■ **Task description**:
Find all lines in the records that include the word "Analogue", and copy them out.

* BEGIN *

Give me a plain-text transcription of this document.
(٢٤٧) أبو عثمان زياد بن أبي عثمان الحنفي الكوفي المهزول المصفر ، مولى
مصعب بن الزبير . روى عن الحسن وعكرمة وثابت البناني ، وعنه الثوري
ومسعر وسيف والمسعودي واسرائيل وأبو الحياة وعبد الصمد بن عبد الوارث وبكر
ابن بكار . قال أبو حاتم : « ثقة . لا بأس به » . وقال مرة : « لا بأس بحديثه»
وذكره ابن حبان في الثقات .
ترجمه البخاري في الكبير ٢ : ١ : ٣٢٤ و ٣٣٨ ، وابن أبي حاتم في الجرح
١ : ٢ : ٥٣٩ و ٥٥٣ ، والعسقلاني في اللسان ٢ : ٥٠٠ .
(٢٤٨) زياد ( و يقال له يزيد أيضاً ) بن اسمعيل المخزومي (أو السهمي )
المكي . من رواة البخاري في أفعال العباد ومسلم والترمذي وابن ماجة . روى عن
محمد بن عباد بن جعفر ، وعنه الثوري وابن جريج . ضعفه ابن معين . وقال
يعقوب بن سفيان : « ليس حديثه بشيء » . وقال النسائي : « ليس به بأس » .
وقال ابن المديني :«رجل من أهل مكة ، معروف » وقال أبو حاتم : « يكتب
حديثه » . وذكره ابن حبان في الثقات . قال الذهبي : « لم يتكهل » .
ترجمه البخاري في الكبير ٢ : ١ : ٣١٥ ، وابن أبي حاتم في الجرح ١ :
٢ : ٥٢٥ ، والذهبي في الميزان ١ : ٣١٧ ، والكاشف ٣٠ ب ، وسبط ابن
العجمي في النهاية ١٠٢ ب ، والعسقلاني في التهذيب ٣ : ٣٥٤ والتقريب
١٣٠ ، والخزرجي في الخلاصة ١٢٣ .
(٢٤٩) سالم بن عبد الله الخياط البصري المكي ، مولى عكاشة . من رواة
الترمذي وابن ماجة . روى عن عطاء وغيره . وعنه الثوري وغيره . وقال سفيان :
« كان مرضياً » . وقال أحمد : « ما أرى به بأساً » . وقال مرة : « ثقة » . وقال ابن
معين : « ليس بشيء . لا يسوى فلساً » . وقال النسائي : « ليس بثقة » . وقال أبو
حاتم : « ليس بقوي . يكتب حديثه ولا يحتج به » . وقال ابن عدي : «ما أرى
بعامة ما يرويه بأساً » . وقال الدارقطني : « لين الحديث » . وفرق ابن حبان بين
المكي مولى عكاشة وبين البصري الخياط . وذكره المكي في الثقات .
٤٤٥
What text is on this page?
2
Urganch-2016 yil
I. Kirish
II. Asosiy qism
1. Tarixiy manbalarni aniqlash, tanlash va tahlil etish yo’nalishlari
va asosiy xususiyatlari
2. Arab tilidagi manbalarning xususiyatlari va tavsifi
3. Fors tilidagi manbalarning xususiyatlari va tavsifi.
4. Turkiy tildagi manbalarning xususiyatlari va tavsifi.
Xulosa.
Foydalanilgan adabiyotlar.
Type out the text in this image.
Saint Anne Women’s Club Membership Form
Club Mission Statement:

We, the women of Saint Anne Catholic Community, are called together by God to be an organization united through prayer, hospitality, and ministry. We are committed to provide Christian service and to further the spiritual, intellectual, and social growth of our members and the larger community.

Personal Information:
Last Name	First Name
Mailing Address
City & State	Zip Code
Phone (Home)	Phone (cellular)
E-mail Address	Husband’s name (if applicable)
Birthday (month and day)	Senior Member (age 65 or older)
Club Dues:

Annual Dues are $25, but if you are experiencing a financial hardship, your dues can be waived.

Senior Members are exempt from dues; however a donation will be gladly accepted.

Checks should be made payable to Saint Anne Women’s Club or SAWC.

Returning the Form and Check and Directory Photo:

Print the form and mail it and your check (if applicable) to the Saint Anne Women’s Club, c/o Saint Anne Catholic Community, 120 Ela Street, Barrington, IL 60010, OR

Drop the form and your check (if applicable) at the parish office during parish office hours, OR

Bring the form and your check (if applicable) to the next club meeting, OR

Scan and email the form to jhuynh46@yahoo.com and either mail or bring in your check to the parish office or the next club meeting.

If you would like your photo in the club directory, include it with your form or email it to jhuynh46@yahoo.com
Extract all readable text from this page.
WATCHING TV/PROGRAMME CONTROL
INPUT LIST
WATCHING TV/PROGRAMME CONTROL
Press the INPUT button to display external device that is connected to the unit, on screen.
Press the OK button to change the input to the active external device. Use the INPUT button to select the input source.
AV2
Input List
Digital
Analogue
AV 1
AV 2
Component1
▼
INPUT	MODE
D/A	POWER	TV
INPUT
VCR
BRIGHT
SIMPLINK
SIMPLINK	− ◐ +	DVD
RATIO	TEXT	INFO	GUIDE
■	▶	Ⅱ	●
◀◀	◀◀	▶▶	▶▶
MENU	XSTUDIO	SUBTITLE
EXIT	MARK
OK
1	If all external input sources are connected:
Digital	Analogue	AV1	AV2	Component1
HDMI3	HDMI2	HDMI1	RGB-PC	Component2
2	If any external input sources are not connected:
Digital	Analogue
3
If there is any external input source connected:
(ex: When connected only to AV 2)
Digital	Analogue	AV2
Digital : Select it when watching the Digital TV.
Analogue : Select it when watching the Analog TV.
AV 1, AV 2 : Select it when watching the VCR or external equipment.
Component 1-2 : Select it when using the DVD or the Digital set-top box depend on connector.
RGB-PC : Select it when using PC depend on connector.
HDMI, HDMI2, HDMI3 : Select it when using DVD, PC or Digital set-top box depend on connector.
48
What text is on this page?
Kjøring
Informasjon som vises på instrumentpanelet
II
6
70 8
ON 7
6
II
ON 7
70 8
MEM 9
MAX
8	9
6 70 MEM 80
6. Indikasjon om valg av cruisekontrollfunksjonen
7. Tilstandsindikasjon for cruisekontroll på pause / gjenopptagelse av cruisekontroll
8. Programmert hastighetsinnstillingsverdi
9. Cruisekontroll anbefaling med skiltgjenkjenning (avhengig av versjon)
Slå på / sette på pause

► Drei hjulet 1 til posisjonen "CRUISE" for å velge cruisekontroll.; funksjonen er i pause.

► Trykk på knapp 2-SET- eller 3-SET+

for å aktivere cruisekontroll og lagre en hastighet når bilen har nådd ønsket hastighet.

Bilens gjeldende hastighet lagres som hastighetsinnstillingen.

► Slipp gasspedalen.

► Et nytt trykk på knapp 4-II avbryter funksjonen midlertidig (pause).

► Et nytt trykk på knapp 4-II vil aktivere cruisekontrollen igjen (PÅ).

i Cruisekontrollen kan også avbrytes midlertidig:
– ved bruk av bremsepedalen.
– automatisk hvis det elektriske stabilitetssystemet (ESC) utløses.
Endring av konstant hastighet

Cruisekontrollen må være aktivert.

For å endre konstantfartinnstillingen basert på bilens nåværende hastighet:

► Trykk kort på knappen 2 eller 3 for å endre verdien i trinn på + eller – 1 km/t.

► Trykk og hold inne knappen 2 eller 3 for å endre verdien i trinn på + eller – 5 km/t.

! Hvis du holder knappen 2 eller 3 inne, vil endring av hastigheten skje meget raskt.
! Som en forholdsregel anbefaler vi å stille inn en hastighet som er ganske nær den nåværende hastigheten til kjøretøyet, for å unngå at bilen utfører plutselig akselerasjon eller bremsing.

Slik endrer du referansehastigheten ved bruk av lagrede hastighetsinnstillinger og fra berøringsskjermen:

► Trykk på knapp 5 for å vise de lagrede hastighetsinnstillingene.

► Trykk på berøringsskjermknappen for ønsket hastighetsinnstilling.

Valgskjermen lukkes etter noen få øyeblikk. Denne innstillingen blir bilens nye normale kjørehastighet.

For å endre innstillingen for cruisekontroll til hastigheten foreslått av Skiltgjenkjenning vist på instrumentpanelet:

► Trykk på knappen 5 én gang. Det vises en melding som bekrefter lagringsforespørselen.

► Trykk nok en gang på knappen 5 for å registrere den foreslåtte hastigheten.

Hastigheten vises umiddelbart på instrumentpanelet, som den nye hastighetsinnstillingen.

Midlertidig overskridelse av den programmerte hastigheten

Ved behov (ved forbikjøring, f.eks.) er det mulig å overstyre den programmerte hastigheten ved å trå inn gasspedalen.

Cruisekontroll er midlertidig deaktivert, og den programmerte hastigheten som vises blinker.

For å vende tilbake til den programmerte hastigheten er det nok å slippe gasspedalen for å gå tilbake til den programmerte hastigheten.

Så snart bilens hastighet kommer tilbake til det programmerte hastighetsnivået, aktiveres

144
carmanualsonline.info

* END *

■ **Solution to this task**:
Analogue
Digital	Analogue	AV1	AV2	Component1
Digital	Analogue
Digital	Analogue	AV2
Analogue : Select it when watching the Analog TV.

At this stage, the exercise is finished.